Instructions to follow → Give every line below again, exactly.

Supplied material →
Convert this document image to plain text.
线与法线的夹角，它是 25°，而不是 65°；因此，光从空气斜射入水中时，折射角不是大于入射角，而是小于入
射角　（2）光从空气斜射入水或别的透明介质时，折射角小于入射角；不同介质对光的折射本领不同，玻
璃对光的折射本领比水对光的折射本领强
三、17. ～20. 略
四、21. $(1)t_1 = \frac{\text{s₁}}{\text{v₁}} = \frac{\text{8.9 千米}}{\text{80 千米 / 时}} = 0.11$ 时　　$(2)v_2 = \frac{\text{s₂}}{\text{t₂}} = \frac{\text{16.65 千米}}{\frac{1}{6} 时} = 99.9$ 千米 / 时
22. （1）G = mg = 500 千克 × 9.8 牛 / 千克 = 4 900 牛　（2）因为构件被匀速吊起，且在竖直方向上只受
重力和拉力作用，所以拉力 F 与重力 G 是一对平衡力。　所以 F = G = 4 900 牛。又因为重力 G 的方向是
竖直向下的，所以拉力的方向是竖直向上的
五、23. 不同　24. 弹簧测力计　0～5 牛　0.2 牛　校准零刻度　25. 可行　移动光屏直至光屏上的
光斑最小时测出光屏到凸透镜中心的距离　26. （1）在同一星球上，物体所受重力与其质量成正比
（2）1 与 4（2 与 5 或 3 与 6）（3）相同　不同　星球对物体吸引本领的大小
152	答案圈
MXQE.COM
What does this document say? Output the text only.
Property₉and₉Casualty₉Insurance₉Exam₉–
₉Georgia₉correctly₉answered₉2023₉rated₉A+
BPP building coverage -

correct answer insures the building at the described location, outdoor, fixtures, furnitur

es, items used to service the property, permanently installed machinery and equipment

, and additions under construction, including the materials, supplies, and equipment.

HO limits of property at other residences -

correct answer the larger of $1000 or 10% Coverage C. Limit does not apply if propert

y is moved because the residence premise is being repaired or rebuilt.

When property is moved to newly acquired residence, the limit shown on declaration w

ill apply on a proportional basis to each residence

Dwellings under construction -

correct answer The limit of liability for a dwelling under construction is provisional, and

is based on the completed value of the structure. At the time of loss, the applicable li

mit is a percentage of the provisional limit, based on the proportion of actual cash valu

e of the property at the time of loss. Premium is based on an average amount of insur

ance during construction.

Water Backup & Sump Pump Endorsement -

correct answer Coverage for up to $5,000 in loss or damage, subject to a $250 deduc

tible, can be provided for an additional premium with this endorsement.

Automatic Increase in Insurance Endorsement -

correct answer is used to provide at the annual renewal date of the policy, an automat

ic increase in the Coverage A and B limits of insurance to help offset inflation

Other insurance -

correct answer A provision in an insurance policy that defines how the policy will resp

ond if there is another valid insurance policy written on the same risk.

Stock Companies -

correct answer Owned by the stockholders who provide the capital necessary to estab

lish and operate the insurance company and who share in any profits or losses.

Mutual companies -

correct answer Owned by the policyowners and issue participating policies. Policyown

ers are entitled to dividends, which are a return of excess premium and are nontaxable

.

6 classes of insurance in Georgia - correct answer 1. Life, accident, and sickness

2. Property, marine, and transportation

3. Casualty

Exercise response →
Convert this document image to plain text.
线与法线的夹角，它是 25°，而不是 65°；因此，光从空气斜射入水中时，折射角不是大于入射角，而是小于入
射角　（2）光从空气斜射入水或别的透明介质时，折射角小于入射角；不同介质对光的折射本领不同，玻
璃对光的折射本领比水对光的折射本领强
三、17. ～20. 略
四、21. $(1)t_1 = \frac{\text{s₁}}{\text{v₁}} = \frac{\text{8.9 千米}}{\text{80 千米 / 时}} = 0.11$ 时　　$(2)v_2 = \frac{\text{s₂}}{\text{t₂}} = \frac{\text{16.65 千米}}{\frac{1}{6} 时} = 99.9$ 千米 / 时
22. （1）G = mg = 500 千克 × 9.8 牛 / 千克 = 4 900 牛　（2）因为构件被匀速吊起，且在竖直方向上只受
重力和拉力作用，所以拉力 F 与重力 G 是一对平衡力。　所以 F = G = 4 900 牛。又因为重力 G 的方向是
竖直向下的，所以拉力的方向是竖直向上的
五、23. 不同　24. 弹簧测力计　0～5 牛　0.2 牛　校准零刻度　25. 可行　移动光屏直至光屏上的
光斑最小时测出光屏到凸透镜中心的距离　26. （1）在同一星球上，物体所受重力与其质量成正比
（2）1 与 4（2 与 5 或 3 与 6）（3）相同　不同　星球对物体吸引本领的大小
152	答案圈
MXQE.COM
What does this document say? Output the text only.
Property₉and₉Casualty₉Insurance₉Exam₉–
₉Georgia₉correctly₉answered₉2023₉rated₉A+
BPP building coverage -

correct answer insures the building at the described location, outdoor, fixtures, furnitur

es, items used to service the property, permanently installed machinery and equipment

, and additions under construction, including the materials, supplies, and equipment.

HO limits of property at other residences -

correct answer the larger of $1000 or 10% Coverage C. Limit does not apply if propert

y is moved because the residence premise is being repaired or rebuilt.

When property is moved to newly acquired residence, the limit shown on declaration w

ill apply on a proportional basis to each residence

Dwellings under construction -

correct answer The limit of liability for a dwelling under construction is provisional, and

is based on the completed value of the structure. At the time of loss, the applicable li

mit is a percentage of the provisional limit, based on the proportion of actual cash valu

e of the property at the time of loss. Premium is based on an average amount of insur

ance during construction.

Water Backup & Sump Pump Endorsement -

correct answer Coverage for up to $5,000 in loss or damage, subject to a $250 deduc

tible, can be provided for an additional premium with this endorsement.

Automatic Increase in Insurance Endorsement -

correct answer is used to provide at the annual renewal date of the policy, an automat

ic increase in the Coverage A and B limits of insurance to help offset inflation

Other insurance -

correct answer A provision in an insurance policy that defines how the policy will resp

ond if there is another valid insurance policy written on the same risk.

Stock Companies -

correct answer Owned by the stockholders who provide the capital necessary to estab

lish and operate the insurance company and who share in any profits or losses.

Mutual companies -

correct answer Owned by the policyowners and issue participating policies. Policyown

ers are entitled to dividends, which are a return of excess premium and are nontaxable

.

6 classes of insurance in Georgia - correct answer 1. Life, accident, and sickness

2. Property, marine, and transportation

3. Casualty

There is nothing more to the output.